Tumor angiogenesis as predictive factor for site of relapse in patients with gastric cancer: Biological and clinical implications.

Abstract

e21119 Background: Tumor integrins are relevant for gastric cancer diffusion. Preclinical studies suggested that angiogenesis is also crucial for metastatic spread. We investigated the role of VEGF and VEGF-R genotyping and integrin polymorphisms in determining either peritoneal or hematogenous metastases in radically resected gastric cancer. Methods: Genotyping for VEGF-A, VEGF-C and VEGFR-1,2,3 and for tumor integrins was carried out on pT3, peritoneal washing negative, radically resected gastric cancer patients recurring with either peritoneal-only or hematogenous metastases. Results: 101 patients were analyzed: 57 with peritoneal carcinomatosis only and 44 with hematogenous spread only. The following VEGF polymorphisms were associated with hematogenous metastases at the univariate analysis: the AA genotype of rs1570360 (VEGF-A) (p=0.0282), the AC genotype of rs699947 (VEGF-A) (p=0.006) and the GG genotype of rs7993418 (VEGFR-1) (p=0.0259). The following tumoral integrin polymorphisms were associated with hematogenous metastases at univariate analysis: the GG genotype of rs2269772 (ITGA3) (p=0.0002) and the GG genotype of rs11902171 (ITGV) (p=0.029). An increased rate of peritoneal carcinomatosis was found with the AA genotype of ITGA3 (p=0.014) and the CC genotype of ITGV (p=0.016). Variables with a statistically significant odds ratio for peritoneal carcinomatosis at the multivariate analyisis were diffuse tumoral histology (OR: 43,35, 95% CI: 9.07-207.9, p<0.0001) and the AA genotype of ITGA3 (OR: 5.69, 95% CI: 1.1-29.9, p=0.04). At the multivariate analysis the AC genotype of VEGF-A (OR: 8.08, 95% CI: 1.7-37.5, p=0.008) and intestinal histology (OR: 4.2, 95% CI: 1.8-9.9, p=0.0008) were independently associated with hematogenous metastases Conclusions: Tumor histology still represents a crucial factor for site of relapse. Furthermore a specific integrin polymorphism (AA genotype of ITGA3) and a specific VEGF-A polymorphism (AC genotype of VEGF-A) may represent a further asset in the definition of high-risk patients for respectively peritoneal carcinomatosis or hematogenous relapse.

* EXERCISE DESCRIPTION *
Check each of the following statements against the abstract on tumor angiogenesis and gastric cancer relapse. For each, answer yes or no and quote the exact words of the abstract that decide it.
1. The study analyzed 101 patients, 57 of whom had peritoneal carcinomatosis only.
2. At the multivariate analysis, diffuse tumoral histology was independently associated with hematogenous metastases.
3. The AA genotype of ITGA3 was linked to a higher rate of peritoneal carcinomatosis.

* ENTRIES PROVIDED *

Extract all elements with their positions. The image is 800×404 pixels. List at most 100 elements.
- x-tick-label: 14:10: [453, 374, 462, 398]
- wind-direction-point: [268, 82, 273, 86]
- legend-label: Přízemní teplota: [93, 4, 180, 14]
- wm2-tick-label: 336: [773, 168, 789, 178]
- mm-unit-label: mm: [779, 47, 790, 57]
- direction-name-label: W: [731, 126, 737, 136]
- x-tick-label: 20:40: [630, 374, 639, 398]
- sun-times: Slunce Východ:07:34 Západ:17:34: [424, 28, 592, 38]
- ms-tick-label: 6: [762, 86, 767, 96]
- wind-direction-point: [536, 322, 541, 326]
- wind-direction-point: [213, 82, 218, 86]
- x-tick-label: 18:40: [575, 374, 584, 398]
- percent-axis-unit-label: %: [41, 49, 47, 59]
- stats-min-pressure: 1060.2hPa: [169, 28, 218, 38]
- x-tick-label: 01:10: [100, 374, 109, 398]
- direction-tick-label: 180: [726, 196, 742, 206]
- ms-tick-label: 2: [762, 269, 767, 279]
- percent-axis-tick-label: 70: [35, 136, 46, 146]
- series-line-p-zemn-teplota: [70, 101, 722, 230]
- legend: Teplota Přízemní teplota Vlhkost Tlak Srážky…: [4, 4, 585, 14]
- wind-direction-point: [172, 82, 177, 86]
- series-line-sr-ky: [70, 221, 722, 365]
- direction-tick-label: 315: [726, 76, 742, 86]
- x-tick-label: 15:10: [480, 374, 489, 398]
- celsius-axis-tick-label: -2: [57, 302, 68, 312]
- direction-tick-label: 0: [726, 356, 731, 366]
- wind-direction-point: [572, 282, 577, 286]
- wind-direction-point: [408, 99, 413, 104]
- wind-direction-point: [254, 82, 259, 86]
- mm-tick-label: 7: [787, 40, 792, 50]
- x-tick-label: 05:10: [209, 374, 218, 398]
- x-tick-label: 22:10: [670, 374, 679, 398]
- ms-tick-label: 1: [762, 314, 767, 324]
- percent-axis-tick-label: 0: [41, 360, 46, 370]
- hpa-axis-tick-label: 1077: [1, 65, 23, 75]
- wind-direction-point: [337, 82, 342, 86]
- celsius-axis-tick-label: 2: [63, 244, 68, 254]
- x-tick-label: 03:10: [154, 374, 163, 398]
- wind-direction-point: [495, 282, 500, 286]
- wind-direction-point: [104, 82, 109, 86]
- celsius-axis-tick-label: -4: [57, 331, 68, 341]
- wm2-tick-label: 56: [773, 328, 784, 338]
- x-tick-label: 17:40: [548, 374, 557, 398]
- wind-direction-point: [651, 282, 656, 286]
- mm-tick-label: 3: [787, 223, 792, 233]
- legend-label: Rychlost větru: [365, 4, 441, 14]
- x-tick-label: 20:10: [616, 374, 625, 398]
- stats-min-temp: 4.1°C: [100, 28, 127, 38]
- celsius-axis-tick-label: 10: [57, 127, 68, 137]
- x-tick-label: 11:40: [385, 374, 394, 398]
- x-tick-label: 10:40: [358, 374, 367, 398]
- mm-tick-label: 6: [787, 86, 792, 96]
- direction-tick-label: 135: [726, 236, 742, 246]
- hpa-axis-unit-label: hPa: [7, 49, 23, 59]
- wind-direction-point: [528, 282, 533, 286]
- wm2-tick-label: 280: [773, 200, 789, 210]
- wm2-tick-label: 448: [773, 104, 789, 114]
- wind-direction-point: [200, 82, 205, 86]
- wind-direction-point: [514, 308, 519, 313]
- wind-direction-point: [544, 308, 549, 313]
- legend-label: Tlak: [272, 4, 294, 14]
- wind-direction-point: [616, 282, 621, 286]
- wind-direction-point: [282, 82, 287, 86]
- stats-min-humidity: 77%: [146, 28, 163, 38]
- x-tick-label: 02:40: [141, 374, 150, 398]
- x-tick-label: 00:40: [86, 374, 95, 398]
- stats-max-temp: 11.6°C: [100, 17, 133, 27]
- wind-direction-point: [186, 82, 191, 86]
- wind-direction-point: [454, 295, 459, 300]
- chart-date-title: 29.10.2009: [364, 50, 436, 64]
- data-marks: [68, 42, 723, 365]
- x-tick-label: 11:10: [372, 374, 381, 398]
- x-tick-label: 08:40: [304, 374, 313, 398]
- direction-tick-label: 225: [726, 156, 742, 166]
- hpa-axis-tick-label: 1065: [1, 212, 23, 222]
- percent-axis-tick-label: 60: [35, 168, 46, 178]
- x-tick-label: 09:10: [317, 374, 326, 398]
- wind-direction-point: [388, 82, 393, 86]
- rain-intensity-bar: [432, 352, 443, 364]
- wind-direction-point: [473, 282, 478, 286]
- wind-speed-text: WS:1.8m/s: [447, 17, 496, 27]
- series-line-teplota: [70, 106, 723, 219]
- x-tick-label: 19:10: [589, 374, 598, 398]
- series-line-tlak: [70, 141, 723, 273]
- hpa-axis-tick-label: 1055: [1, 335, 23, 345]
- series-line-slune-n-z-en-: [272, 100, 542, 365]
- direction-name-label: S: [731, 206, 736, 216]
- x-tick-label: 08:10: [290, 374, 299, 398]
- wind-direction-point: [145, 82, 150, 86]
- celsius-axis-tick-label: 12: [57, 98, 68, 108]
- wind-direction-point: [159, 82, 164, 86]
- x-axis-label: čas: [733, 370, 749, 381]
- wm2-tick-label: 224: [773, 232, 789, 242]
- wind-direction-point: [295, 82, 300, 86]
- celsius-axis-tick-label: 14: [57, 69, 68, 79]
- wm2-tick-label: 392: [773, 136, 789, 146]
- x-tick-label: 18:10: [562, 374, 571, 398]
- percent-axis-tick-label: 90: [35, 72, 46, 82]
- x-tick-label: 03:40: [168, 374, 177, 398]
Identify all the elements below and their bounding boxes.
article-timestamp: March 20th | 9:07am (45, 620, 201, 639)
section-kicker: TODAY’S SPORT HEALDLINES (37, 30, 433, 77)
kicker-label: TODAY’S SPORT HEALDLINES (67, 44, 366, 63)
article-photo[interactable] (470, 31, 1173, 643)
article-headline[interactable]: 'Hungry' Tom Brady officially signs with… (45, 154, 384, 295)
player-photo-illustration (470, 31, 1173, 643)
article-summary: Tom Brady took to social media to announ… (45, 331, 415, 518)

* TASK RESPONSE *
1. Yes: "101 patients were analyzed: 57 with peritoneal carcinomatosis only and 44 with hematogenous spread only."
2. No: "intestinal histology (OR: 4.2, 95% CI: 1.8-9.9, p=0.0008) were independently associated with hematogenous metastases"
3. Yes: "An increased rate of peritoneal carcinomatosis was found with the AA genotype of ITGA3 (p=0.014)"